■ SHORT PROBLEM: Return the entries below in their exact form, leaving the pictures out.
□ □ □ □ □
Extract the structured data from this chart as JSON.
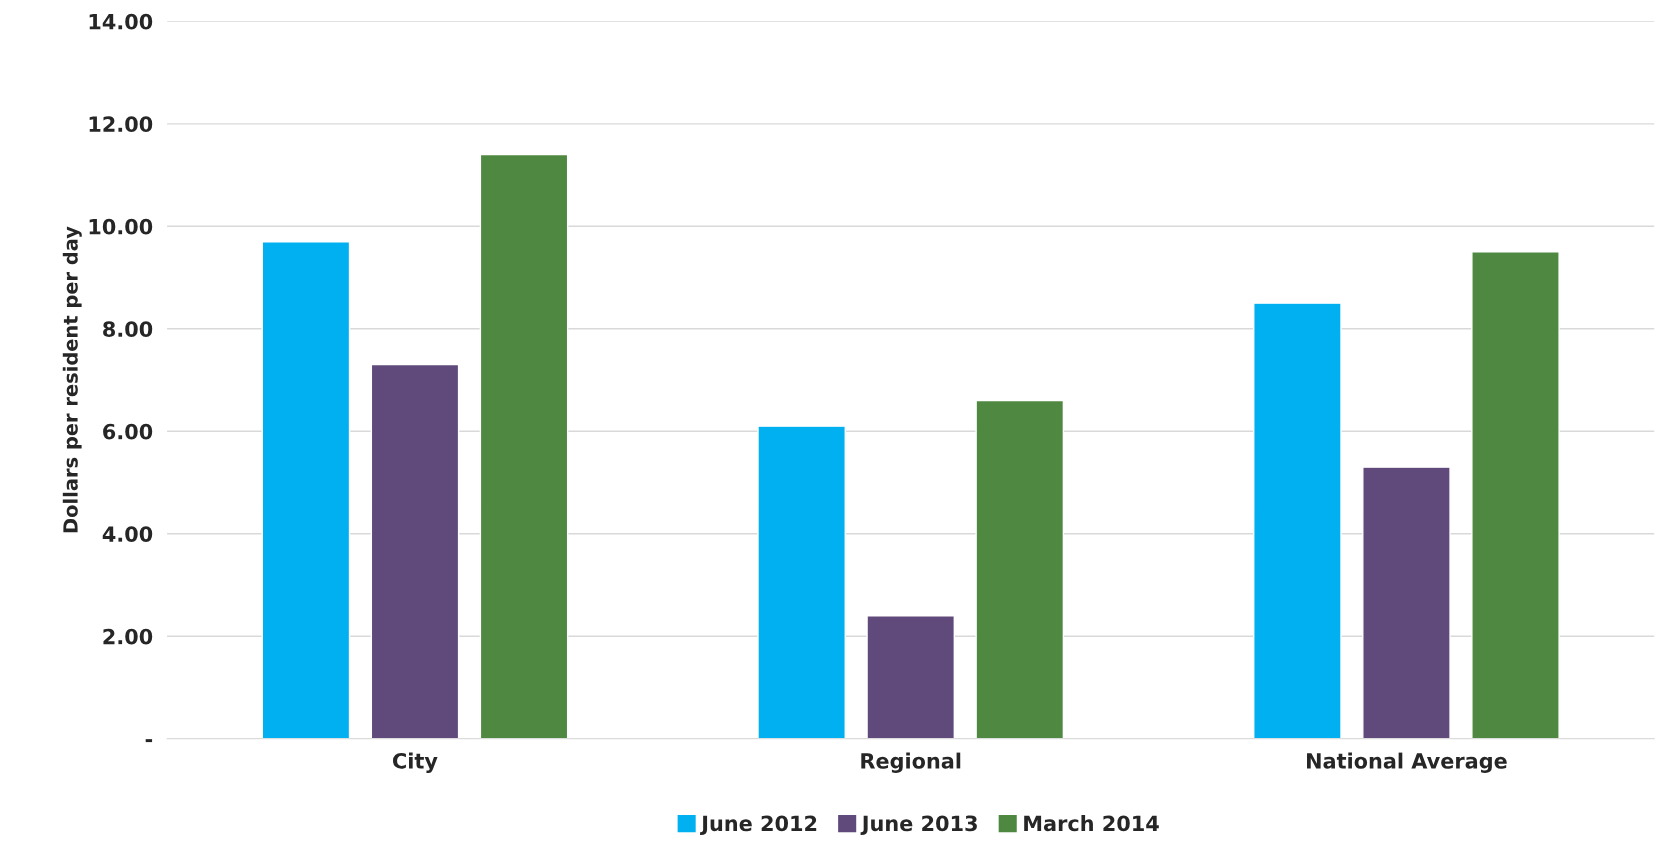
{
  "chart_data": {
    "type": "bar",
    "ylabel": "Dollars per resident per day",
    "categories": [
      "City",
      "Regional",
      "National Average"
    ],
    "series": [
      {
        "name": "June 2012",
        "color": "#00b0f0",
        "values": [
          9.7,
          6.1,
          8.5
        ]
      },
      {
        "name": "June 2013",
        "color": "#604a7b",
        "values": [
          7.3,
          2.4,
          5.3
        ]
      },
      {
        "name": "March 2014",
        "color": "#4f8841",
        "values": [
          11.4,
          6.6,
          9.5
        ]
      }
    ],
    "ylim": [
      0,
      14
    ],
    "yticks": [
      {
        "value": 0,
        "label": "-"
      },
      {
        "value": 2,
        "label": "2.00"
      },
      {
        "value": 4,
        "label": "4.00"
      },
      {
        "value": 6,
        "label": "6.00"
      },
      {
        "value": 8,
        "label": "8.00"
      },
      {
        "value": 10,
        "label": "10.00"
      },
      {
        "value": 12,
        "label": "12.00"
      },
      {
        "value": 14,
        "label": "14.00"
      }
    ],
    "grid": "y",
    "legend": "bottom"
  }
}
□ □ □ □ □
■ OUTPUT FOR THIS TASK:
Extract the structured data from this chart as JSON.
{
  "chart_data": {
    "type": "bar",
    "ylabel": "Dollars per resident per day",
    "categories": [
      "City",
      "Regional",
      "National Average"
    ],
    "series": [
      {
        "name": "June 2012",
        "color": "#00b0f0",
        "values": [
          9.7,
          6.1,
          8.5
        ]
      },
      {
        "name": "June 2013",
        "color": "#604a7b",
        "values": [
          7.3,
          2.4,
          5.3
        ]
      },
      {
        "name": "March 2014",
        "color": "#4f8841",
        "values": [
          11.4,
          6.6,
          9.5
        ]
      }
    ],
    "ylim": [
      0,
      14
    ],
    "yticks": [
      {
        "value": 0,
        "label": "-"
      },
      {
        "value": 2,
        "label": "2.00"
      },
      {
        "value": 4,
        "label": "4.00"
      },
      {
        "value": 6,
        "label": "6.00"
      },
      {
        "value": 8,
        "label": "8.00"
      },
      {
        "value": 10,
        "label": "10.00"
      },
      {
        "value": 12,
        "label": "12.00"
      },
      {
        "value": 14,
        "label": "14.00"
      }
    ],
    "grid": "y",
    "legend": "bottom"
  }
}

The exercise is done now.